-- Start SOURCE RECORDS --
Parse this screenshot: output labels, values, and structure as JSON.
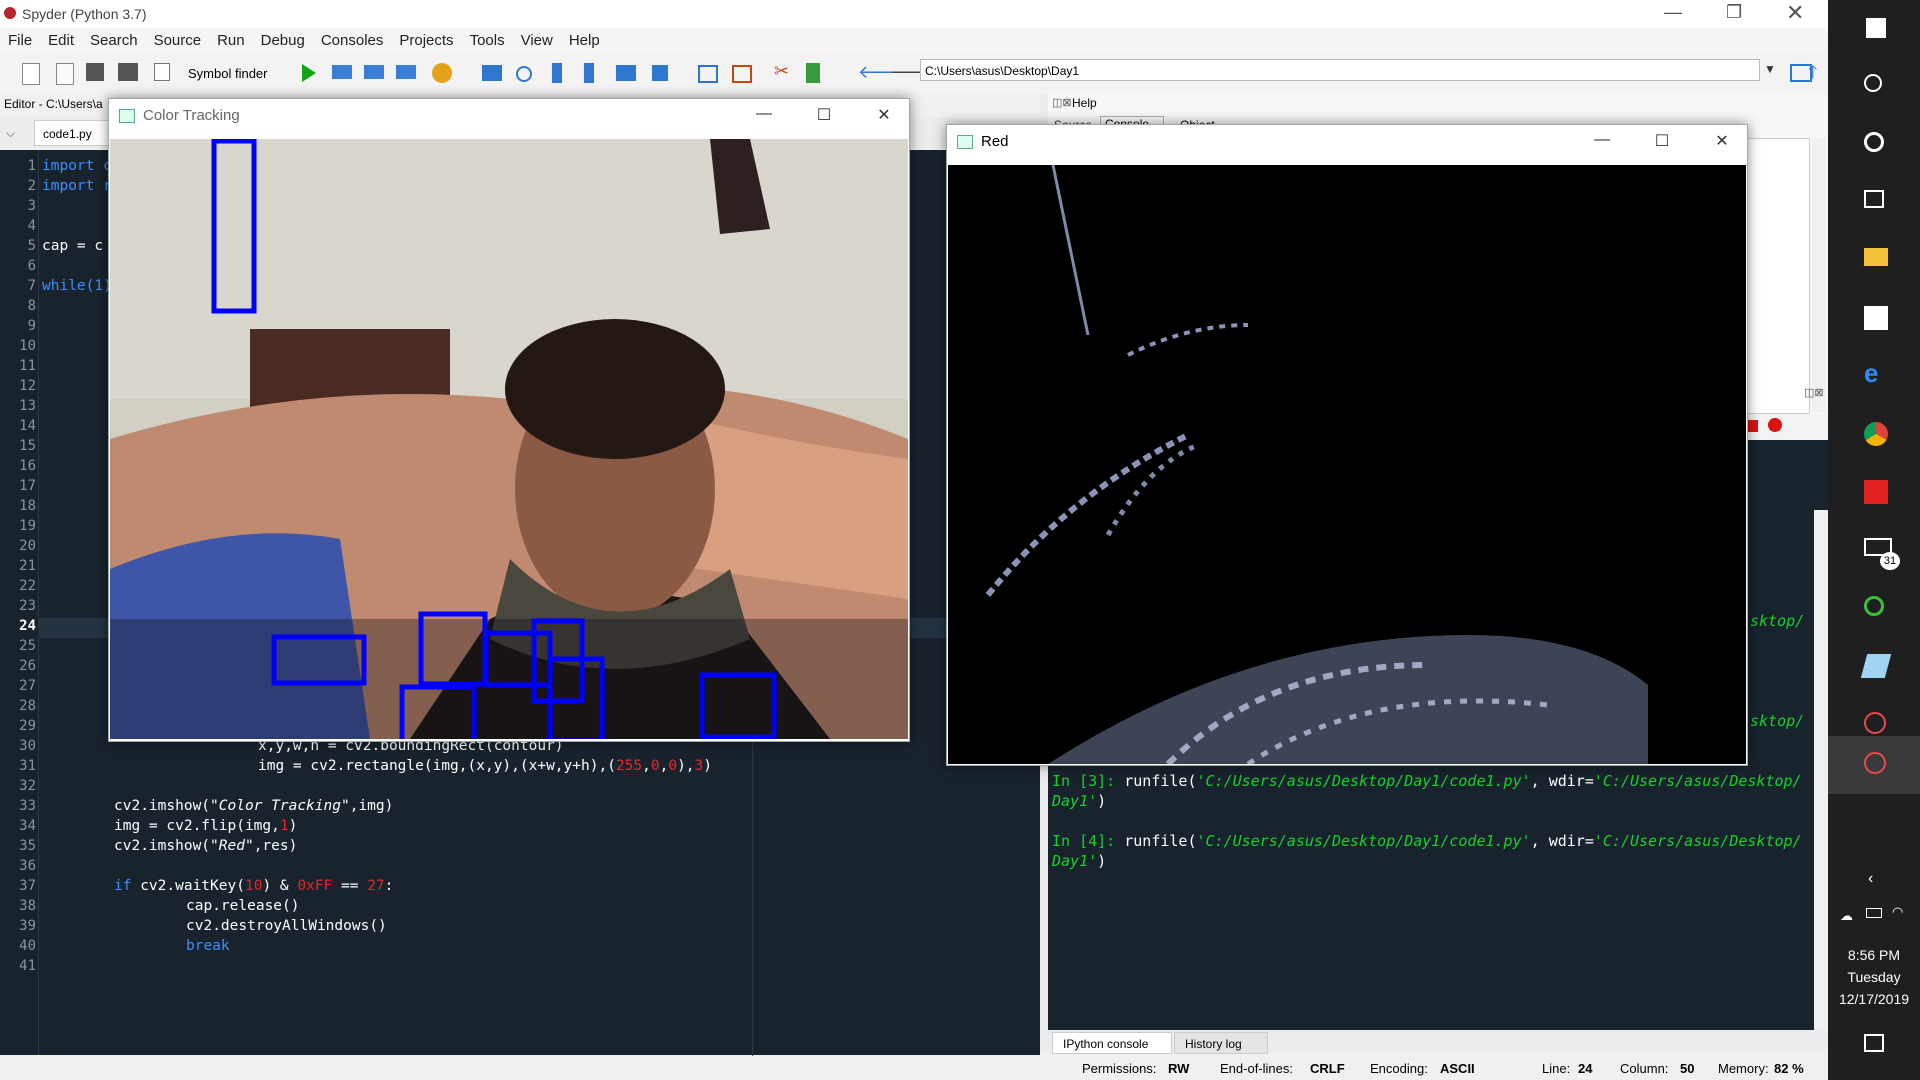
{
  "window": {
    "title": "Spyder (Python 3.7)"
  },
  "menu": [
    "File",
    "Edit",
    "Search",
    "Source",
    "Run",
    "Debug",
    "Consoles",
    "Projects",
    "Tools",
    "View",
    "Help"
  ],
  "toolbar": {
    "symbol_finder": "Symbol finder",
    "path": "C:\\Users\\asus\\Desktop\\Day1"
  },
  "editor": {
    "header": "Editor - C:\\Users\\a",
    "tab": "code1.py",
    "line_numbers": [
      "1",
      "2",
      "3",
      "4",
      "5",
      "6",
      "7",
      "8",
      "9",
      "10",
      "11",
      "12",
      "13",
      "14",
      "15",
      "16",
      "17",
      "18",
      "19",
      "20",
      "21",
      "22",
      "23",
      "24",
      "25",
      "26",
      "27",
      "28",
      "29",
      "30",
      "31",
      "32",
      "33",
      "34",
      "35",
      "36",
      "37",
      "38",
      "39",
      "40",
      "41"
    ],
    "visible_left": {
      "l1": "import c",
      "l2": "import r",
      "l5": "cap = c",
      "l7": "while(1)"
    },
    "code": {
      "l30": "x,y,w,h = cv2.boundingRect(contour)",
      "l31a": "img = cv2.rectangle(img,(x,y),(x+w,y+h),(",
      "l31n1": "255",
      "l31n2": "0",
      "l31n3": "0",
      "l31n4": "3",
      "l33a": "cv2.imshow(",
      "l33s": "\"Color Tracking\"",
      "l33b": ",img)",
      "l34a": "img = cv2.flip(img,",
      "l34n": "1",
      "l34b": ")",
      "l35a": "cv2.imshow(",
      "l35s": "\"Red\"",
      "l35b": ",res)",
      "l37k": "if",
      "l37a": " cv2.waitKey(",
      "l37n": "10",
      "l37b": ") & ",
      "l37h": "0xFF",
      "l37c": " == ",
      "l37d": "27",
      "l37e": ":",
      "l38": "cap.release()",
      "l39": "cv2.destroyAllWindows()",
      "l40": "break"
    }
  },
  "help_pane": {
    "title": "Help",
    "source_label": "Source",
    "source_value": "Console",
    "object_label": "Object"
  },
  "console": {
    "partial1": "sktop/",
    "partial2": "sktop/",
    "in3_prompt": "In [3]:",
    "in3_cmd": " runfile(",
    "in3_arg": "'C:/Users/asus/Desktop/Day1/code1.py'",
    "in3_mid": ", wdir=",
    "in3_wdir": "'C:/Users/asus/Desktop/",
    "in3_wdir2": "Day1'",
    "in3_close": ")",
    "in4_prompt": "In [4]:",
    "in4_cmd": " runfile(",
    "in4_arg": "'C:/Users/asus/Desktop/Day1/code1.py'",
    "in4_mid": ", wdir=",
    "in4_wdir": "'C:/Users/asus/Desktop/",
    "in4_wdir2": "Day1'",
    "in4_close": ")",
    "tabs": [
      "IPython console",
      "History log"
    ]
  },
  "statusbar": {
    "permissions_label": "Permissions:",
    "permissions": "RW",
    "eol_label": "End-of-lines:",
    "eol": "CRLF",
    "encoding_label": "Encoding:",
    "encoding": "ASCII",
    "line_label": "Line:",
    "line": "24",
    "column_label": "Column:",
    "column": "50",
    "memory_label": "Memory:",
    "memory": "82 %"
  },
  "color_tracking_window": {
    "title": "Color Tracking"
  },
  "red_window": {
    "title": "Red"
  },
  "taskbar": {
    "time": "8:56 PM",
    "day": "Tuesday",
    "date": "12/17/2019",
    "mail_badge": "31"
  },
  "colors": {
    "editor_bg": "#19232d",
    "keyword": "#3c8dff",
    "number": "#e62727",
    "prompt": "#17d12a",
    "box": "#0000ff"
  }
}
-- End SOURCE RECORDS --
-- Start SOURCE RECORDS --
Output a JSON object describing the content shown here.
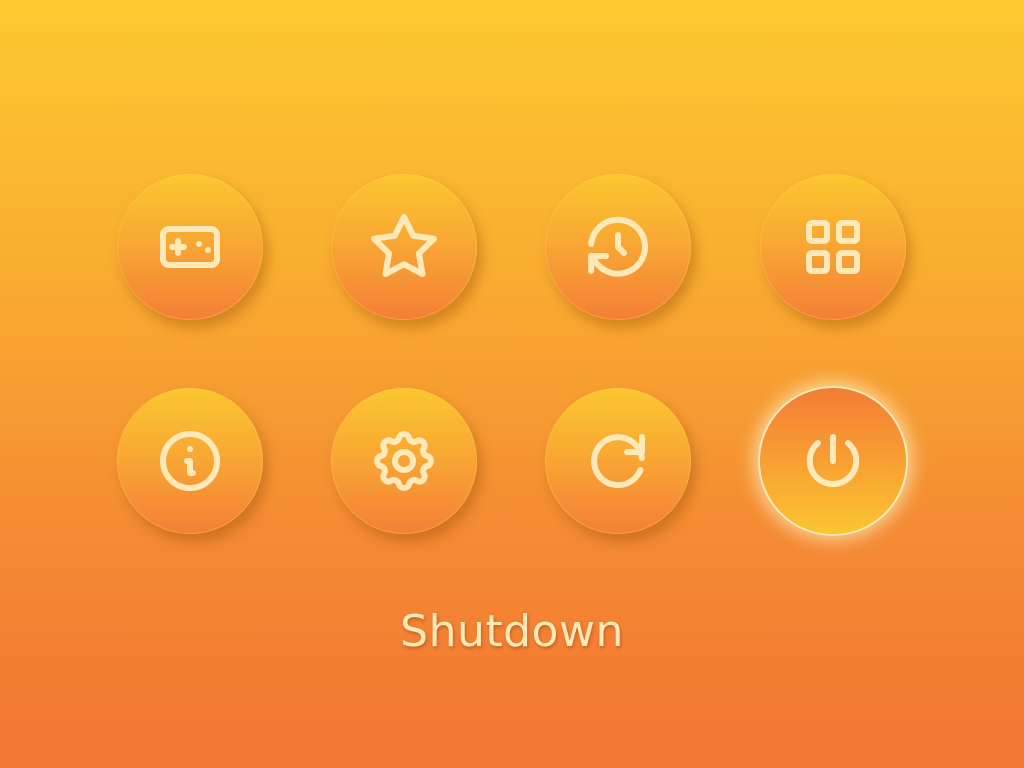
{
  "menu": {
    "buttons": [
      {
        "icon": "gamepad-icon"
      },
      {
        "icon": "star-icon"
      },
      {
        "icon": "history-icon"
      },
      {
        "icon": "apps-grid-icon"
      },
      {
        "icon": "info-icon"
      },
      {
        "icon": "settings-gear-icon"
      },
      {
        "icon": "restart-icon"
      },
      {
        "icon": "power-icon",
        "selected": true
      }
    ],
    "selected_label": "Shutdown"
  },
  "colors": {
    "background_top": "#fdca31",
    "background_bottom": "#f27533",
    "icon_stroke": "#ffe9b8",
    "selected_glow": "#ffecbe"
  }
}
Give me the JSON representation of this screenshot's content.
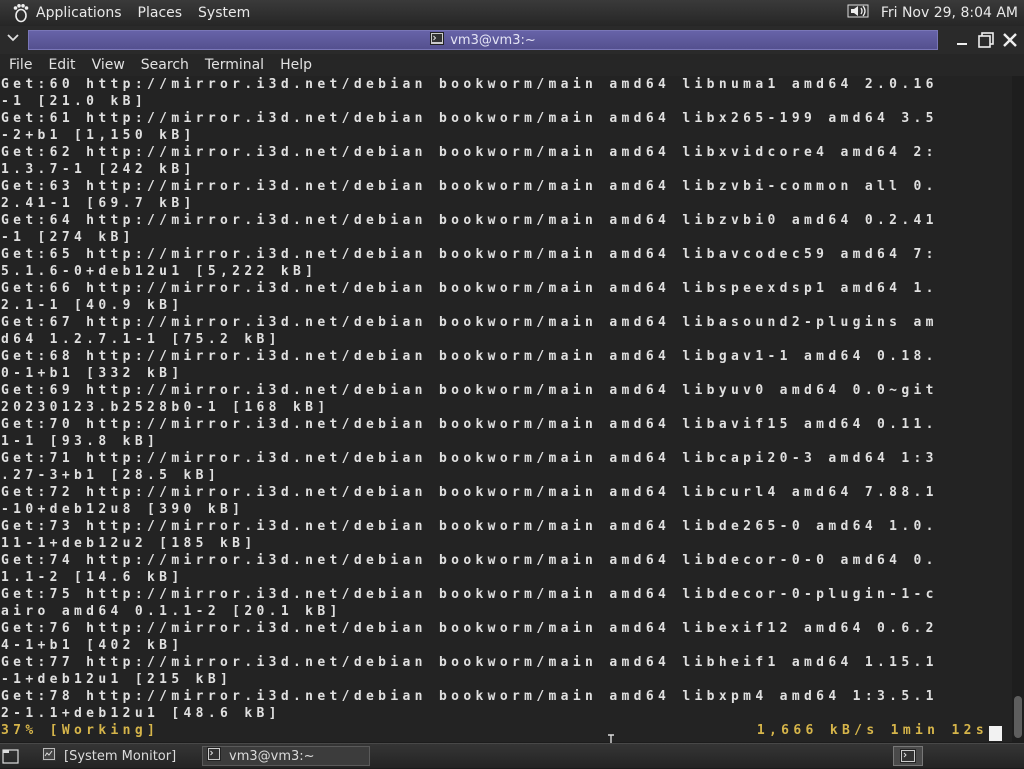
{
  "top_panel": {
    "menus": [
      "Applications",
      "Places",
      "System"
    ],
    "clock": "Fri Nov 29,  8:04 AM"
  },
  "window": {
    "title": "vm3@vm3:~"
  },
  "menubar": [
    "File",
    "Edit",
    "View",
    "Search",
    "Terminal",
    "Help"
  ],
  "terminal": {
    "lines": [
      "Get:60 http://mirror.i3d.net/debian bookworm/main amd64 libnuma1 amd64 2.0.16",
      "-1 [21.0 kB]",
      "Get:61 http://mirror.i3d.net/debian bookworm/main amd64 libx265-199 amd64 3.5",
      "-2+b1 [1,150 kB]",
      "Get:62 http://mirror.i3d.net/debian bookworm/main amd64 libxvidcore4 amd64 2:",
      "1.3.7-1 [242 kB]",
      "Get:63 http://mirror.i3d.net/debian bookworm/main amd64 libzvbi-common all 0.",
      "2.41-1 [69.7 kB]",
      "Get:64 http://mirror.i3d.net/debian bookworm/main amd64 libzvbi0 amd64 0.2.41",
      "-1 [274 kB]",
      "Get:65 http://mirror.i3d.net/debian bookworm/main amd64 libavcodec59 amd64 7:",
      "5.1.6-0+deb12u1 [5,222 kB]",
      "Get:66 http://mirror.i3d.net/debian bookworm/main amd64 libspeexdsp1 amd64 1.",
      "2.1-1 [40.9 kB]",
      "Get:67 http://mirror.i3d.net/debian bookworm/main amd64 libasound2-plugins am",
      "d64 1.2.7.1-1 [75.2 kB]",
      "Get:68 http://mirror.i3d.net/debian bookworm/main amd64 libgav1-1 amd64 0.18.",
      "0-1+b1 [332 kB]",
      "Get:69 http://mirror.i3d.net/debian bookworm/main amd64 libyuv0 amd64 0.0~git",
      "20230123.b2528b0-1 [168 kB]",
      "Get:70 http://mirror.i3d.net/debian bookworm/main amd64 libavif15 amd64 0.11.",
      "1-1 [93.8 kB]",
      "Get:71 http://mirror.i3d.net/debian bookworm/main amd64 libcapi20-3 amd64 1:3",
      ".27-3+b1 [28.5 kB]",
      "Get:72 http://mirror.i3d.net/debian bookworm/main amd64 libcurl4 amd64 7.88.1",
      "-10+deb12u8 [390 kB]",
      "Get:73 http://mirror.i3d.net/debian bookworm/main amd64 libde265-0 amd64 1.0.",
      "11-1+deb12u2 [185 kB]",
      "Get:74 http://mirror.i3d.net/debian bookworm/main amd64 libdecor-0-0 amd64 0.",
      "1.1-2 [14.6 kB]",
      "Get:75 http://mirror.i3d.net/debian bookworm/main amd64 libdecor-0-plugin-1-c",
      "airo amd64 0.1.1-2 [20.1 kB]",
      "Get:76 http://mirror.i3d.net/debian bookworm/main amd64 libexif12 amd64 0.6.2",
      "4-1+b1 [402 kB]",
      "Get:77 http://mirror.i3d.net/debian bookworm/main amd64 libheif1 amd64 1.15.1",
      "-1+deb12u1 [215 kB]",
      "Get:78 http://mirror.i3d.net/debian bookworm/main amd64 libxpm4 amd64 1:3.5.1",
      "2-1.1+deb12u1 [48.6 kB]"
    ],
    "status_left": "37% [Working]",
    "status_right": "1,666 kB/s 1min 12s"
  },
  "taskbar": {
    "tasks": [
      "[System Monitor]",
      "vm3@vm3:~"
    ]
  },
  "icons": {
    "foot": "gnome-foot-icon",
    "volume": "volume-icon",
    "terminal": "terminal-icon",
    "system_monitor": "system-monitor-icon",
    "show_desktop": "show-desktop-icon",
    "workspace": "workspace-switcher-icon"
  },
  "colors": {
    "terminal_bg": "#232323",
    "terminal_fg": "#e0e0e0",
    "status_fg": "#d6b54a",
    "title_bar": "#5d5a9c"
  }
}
-- End SOURCE RECORDS --
-- Start SOURCE RECORDS --
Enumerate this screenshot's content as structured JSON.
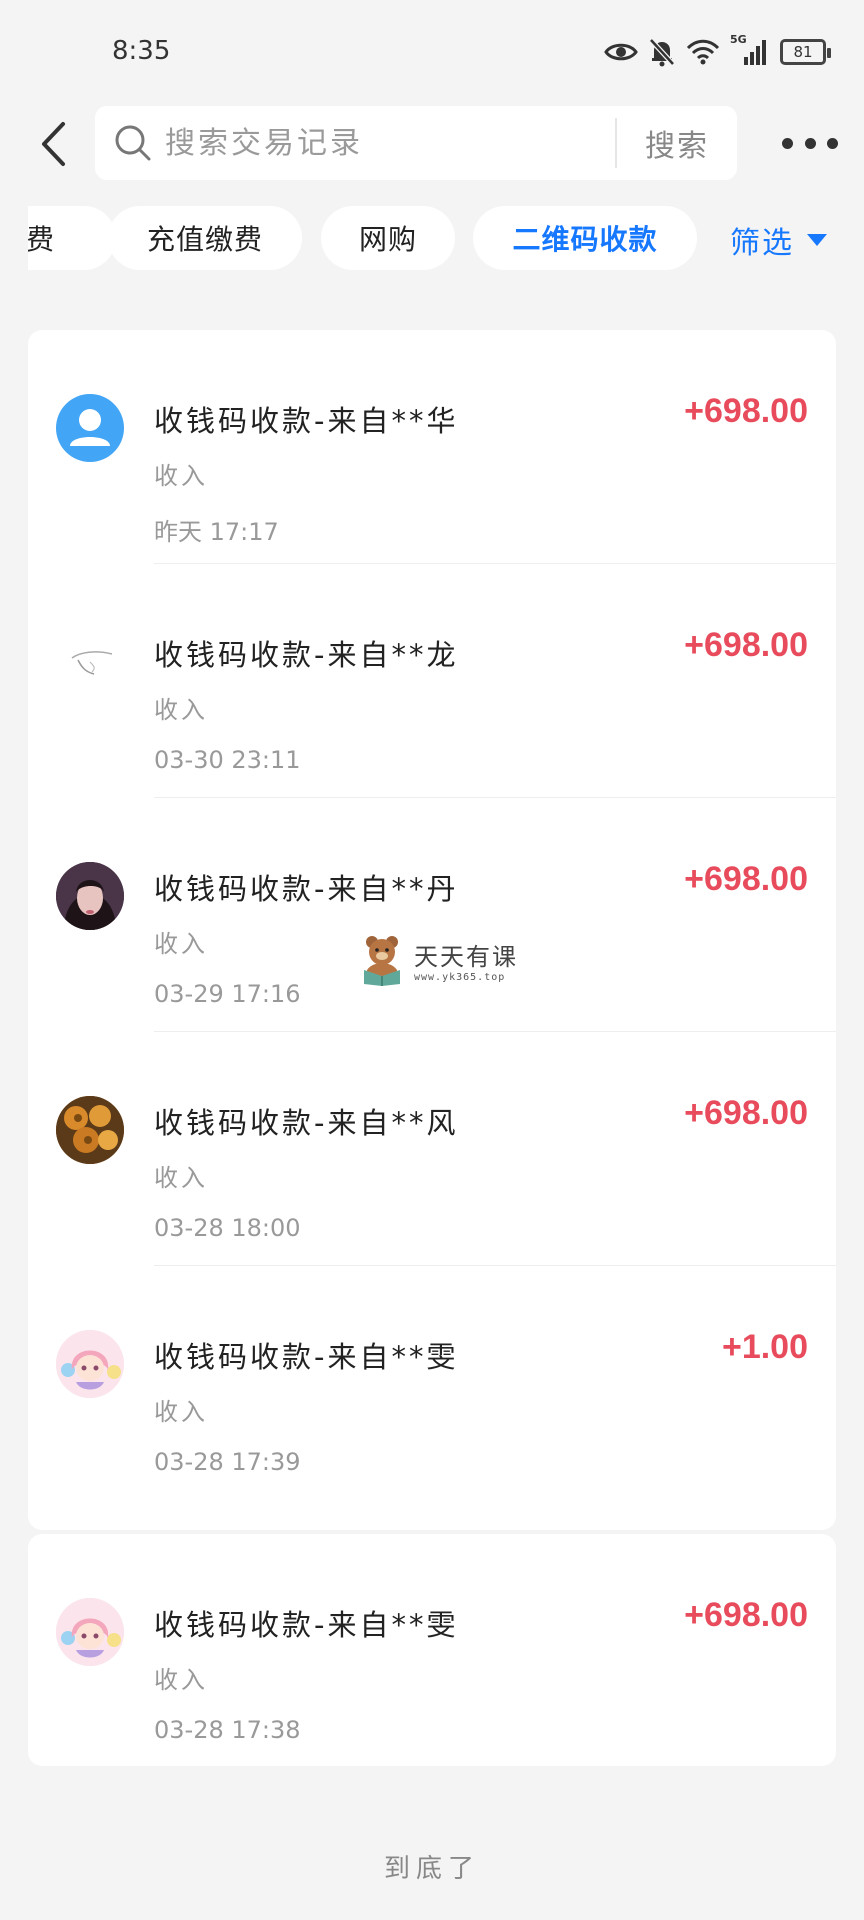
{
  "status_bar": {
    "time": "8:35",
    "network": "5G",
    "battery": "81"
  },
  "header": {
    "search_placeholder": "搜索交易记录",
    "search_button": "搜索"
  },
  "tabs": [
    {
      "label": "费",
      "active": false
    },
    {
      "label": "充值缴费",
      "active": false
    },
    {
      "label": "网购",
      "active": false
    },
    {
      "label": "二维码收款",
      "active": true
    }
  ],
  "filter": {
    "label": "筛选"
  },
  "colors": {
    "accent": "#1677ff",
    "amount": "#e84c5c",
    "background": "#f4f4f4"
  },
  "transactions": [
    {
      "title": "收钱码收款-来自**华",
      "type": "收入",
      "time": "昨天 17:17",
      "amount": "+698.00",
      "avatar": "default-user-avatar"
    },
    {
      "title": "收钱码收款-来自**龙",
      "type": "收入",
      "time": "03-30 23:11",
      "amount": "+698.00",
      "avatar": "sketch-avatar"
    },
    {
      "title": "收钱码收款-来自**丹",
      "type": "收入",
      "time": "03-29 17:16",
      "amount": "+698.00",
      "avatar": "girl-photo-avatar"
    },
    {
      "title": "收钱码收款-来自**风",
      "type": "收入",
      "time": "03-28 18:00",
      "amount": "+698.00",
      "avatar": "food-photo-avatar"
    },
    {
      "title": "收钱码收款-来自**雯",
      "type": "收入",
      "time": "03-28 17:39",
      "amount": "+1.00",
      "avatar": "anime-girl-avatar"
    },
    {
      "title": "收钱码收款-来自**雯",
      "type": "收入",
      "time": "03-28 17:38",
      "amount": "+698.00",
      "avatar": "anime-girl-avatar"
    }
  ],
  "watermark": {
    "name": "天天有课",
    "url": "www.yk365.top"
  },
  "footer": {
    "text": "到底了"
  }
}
-- End SOURCE RECORDS --
* GIVEN TASK: Reply with nothing except the number of lines in the listing above that include "time".

* SOLUTION TO THE PROBLEM: 8